_TASK BRIEF_
Leaving out all images, write out the records that follow exactly.

_RECORDS FOR THIS TASK_
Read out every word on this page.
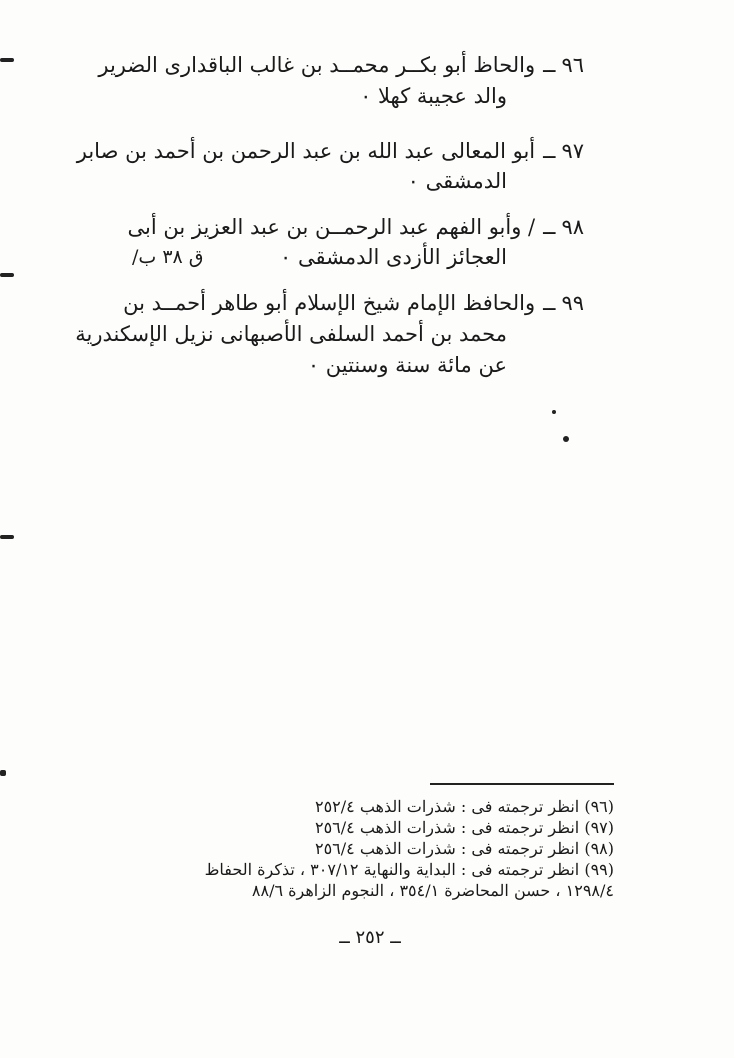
٩٦ــوالحاظ أبو بكــر محمــد بن غالب الباقدارى الضرير
والد عجيبة كهلا ٠
٩٧ــأبو المعالى عبد الله بن عبد الرحمن بن أحمد بن صابر
الدمشقى ٠
٩٨ــ/ وأبو الفهم عبد الرحمــن بن عبد العزيز بن أبى
العجائز الأزدى الدمشقى ٠
/ق ٣٨ ب
٩٩ــوالحافظ الإمام شيخ الإسلام أبو طاهر أحمــد بن
محمد بن أحمد السلفى الأصبهانى نزيل الإسكندرية
عن مائة سنة وسنتين ٠
(٩٦) انظر ترجمته فى : شذرات الذهب ٢٥٢/٤
(٩٧) انظر ترجمته فى : شذرات الذهب ٢٥٦/٤
(٩٨) انظر ترجمته فى : شذرات الذهب ٢٥٦/٤
(٩٩) انظر ترجمته فى : البداية والنهاية ٣٠٧/١٢ ، تذكرة الحفاظ
١٢٩٨/٤ ، حسن المحاضرة ٣٥٤/١ ، النجوم الزاهرة ٨٨/٦
ــ ٢٥٢ ــ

_SOLUTION TO THIS TASK_
Read out every word on this page.
٩٦ــوالحاظ أبو بكــر محمــد بن غالب الباقدارى الضرير
والد عجيبة كهلا ٠
٩٧ــأبو المعالى عبد الله بن عبد الرحمن بن أحمد بن صابر
الدمشقى ٠
٩٨ــ/ وأبو الفهم عبد الرحمــن بن عبد العزيز بن أبى
العجائز الأزدى الدمشقى ٠
/ق ٣٨ ب
٩٩ــوالحافظ الإمام شيخ الإسلام أبو طاهر أحمــد بن
محمد بن أحمد السلفى الأصبهانى نزيل الإسكندرية
عن مائة سنة وسنتين ٠
(٩٦) انظر ترجمته فى : شذرات الذهب ٢٥٢/٤
(٩٧) انظر ترجمته فى : شذرات الذهب ٢٥٦/٤
(٩٨) انظر ترجمته فى : شذرات الذهب ٢٥٦/٤
(٩٩) انظر ترجمته فى : البداية والنهاية ٣٠٧/١٢ ، تذكرة الحفاظ
١٢٩٨/٤ ، حسن المحاضرة ٣٥٤/١ ، النجوم الزاهرة ٨٨/٦
ــ ٢٥٢ ــ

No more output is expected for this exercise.